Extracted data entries
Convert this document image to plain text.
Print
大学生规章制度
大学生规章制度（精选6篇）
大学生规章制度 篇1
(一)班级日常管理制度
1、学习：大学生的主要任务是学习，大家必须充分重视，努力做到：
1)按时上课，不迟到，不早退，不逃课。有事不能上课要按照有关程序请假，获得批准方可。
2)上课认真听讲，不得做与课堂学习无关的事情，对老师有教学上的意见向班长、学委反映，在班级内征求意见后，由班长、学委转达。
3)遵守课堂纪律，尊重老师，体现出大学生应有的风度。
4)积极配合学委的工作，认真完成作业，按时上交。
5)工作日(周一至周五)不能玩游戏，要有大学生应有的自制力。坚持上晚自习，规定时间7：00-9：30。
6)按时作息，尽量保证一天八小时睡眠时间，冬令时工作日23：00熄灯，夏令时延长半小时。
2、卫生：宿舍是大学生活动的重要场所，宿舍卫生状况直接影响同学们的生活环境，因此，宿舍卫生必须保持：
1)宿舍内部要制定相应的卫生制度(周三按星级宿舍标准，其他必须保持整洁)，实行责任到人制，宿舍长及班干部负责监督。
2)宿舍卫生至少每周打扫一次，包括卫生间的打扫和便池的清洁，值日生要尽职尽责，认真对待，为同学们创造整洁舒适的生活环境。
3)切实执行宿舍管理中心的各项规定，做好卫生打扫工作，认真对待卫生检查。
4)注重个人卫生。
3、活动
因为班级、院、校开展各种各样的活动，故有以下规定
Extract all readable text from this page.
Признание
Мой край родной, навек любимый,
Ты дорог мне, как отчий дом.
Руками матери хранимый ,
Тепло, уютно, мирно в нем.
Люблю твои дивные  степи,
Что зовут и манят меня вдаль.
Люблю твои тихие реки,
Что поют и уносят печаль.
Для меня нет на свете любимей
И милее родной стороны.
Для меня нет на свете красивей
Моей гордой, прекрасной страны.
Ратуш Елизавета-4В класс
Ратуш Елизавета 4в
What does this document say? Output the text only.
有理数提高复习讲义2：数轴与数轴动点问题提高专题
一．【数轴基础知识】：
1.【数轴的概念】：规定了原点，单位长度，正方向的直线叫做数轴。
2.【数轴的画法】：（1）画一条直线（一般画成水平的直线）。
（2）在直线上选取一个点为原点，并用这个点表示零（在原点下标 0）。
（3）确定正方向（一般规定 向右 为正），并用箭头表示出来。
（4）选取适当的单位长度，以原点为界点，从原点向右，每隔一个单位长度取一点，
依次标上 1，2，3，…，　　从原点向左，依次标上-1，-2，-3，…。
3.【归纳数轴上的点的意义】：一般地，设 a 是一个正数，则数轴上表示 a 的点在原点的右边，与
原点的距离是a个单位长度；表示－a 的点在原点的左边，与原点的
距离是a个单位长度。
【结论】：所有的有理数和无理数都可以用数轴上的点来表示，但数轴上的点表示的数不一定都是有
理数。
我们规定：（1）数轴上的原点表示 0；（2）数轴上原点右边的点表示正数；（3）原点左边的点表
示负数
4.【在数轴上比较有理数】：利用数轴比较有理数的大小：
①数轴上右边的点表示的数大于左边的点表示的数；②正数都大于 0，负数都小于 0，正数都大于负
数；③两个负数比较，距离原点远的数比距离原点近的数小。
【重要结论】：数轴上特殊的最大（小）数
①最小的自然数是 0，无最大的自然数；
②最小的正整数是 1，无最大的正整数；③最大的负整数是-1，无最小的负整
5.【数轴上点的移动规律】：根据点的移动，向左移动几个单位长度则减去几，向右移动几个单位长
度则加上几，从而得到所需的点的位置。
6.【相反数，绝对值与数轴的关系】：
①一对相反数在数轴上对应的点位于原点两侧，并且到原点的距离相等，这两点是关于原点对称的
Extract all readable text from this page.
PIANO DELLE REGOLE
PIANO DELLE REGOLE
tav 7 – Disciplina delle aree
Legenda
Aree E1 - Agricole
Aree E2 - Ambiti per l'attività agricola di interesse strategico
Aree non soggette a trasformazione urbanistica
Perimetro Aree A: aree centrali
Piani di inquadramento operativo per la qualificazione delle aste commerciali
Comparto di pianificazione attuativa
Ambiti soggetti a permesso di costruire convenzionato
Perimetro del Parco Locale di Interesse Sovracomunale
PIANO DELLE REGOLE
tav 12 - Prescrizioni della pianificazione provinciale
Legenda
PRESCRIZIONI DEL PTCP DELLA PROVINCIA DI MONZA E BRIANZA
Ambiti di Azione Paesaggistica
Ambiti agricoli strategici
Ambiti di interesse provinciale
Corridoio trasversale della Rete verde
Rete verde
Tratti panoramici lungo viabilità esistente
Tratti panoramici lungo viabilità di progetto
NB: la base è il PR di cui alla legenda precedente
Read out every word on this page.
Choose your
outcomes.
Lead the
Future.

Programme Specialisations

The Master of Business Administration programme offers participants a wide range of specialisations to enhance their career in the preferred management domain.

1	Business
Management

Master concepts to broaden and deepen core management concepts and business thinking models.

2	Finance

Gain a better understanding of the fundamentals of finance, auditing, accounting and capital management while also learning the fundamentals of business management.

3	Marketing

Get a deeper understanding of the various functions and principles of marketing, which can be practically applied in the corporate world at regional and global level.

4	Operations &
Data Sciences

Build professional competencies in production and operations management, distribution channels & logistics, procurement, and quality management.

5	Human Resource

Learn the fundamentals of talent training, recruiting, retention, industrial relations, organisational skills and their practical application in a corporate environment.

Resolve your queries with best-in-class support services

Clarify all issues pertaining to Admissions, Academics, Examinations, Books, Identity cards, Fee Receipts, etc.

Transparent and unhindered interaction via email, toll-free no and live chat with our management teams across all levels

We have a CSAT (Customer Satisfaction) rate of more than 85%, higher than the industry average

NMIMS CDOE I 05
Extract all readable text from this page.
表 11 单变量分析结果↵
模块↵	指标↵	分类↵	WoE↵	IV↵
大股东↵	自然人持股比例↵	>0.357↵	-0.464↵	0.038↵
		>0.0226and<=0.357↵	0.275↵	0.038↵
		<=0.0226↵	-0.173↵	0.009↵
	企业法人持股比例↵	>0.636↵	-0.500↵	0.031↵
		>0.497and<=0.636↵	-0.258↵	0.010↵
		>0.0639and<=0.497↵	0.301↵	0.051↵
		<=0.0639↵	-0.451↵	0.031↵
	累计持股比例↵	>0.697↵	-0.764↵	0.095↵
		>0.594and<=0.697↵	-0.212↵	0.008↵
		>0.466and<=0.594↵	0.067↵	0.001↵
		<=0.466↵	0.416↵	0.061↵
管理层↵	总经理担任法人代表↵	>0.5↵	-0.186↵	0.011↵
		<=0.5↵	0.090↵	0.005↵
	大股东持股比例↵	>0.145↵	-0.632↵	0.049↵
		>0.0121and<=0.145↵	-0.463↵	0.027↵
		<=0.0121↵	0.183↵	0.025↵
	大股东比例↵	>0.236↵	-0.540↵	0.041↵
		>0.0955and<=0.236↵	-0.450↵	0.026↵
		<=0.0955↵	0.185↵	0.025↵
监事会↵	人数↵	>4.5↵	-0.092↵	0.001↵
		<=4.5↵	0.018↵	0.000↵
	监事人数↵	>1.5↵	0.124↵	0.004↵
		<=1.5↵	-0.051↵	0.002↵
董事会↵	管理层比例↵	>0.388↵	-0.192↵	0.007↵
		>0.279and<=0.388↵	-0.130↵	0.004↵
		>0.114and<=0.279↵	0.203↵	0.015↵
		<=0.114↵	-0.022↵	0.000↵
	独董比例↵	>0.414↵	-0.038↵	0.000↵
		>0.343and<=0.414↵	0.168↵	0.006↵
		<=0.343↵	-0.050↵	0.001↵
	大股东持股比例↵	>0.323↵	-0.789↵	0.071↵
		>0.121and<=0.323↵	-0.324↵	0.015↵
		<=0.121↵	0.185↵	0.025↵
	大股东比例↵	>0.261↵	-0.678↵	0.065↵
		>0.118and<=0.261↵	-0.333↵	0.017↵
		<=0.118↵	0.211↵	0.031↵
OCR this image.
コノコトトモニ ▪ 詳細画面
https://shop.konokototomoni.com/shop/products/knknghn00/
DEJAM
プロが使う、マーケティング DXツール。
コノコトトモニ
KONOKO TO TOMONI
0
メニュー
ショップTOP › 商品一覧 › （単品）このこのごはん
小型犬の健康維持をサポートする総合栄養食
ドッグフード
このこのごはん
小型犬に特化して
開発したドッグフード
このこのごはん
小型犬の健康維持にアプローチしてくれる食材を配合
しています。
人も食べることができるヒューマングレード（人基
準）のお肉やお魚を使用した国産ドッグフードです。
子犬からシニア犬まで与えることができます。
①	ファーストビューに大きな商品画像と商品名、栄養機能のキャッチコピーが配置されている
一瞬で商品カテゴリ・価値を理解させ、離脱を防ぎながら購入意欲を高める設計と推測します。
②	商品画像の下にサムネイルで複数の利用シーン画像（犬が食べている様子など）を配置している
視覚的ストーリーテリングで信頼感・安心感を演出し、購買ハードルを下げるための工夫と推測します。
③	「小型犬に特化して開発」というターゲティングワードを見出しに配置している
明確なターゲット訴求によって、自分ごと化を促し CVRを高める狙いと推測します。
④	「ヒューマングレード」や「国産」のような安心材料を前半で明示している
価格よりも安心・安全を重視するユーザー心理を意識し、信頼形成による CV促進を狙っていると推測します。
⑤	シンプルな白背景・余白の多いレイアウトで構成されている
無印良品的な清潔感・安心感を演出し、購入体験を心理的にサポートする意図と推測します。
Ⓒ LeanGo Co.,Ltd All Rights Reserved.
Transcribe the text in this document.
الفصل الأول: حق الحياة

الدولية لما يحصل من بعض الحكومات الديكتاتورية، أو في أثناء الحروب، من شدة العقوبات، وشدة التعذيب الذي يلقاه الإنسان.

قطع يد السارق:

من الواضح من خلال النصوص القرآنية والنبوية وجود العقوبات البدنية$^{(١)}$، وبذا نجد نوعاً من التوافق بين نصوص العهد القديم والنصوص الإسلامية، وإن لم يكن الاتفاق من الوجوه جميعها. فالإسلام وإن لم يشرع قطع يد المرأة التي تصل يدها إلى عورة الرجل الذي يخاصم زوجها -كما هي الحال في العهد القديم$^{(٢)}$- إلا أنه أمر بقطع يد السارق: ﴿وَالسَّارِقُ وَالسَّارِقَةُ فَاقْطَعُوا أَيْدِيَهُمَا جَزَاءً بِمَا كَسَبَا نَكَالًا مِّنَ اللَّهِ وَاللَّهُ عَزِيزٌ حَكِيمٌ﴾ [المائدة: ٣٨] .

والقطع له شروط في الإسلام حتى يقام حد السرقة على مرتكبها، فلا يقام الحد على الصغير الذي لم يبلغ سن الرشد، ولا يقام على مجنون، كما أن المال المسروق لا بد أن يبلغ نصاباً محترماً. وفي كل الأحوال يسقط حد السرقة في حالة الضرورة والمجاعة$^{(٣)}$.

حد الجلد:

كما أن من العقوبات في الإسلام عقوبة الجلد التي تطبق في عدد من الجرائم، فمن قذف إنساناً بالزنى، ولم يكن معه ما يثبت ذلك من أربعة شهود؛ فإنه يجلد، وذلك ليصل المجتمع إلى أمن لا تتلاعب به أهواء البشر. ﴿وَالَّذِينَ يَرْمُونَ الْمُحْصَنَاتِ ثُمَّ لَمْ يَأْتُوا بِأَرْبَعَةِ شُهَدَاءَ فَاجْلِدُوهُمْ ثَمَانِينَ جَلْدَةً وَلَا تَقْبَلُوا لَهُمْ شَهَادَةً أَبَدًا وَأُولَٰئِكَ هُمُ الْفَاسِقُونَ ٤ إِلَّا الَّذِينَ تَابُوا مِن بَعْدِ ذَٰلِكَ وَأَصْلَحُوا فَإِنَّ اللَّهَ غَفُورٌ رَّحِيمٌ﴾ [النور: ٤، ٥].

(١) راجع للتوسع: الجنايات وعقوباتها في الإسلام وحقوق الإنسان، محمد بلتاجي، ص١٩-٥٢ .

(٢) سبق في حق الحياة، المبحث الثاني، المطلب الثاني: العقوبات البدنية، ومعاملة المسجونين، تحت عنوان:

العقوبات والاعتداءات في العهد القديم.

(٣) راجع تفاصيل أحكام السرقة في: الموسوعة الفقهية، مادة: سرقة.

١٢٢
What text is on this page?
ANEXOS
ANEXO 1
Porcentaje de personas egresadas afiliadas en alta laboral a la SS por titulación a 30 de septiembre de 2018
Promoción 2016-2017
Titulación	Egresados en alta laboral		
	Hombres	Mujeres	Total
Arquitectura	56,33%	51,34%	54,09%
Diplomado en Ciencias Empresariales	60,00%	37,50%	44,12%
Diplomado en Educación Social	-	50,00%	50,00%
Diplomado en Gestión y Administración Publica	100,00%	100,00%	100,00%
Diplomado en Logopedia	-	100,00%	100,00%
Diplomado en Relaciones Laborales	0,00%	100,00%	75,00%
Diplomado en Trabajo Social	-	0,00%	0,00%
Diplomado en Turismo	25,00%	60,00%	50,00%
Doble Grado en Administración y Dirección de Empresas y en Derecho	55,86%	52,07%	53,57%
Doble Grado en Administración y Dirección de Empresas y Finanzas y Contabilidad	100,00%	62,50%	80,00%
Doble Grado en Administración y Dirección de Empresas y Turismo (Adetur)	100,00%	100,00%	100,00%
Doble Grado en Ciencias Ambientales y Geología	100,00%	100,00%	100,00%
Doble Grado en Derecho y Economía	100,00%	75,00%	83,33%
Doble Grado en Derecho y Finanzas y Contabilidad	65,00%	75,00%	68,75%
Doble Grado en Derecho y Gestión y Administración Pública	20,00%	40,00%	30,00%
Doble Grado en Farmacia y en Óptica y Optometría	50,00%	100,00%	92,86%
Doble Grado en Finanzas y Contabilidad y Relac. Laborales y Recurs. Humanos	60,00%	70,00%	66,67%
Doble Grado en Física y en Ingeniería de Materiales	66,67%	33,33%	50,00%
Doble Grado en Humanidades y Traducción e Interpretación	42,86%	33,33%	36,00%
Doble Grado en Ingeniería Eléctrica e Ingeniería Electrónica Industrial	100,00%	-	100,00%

* WORK INSTRUCTIONS:
Pick out and copy the lines of the entries that hold the string "Grado".

* SOLUTION:
Doble Grado en Administración y Dirección de Empresas y en Derecho	55,86%	52,07%	53,57%
Doble Grado en Administración y Dirección de Empresas y Finanzas y Contabilidad	100,00%	62,50%	80,00%
Doble Grado en Administración y Dirección de Empresas y Turismo (Adetur)	100,00%	100,00%	100,00%
Doble Grado en Ciencias Ambientales y Geología	100,00%	100,00%	100,00%
Doble Grado en Derecho y Economía	100,00%	75,00%	83,33%
Doble Grado en Derecho y Finanzas y Contabilidad	65,00%	75,00%	68,75%
Doble Grado en Derecho y Gestión y Administración Pública	20,00%	40,00%	30,00%
Doble Grado en Farmacia y en Óptica y Optometría	50,00%	100,00%	92,86%
Doble Grado en Finanzas y Contabilidad y Relac. Laborales y Recurs. Humanos	60,00%	70,00%	66,67%
Doble Grado en Física y en Ingeniería de Materiales	66,67%	33,33%	50,00%
Doble Grado en Humanidades y Traducción e Interpretación	42,86%	33,33%	36,00%
Doble Grado en Ingeniería Eléctrica e Ingeniería Electrónica Industrial	100,00%	-	100,00%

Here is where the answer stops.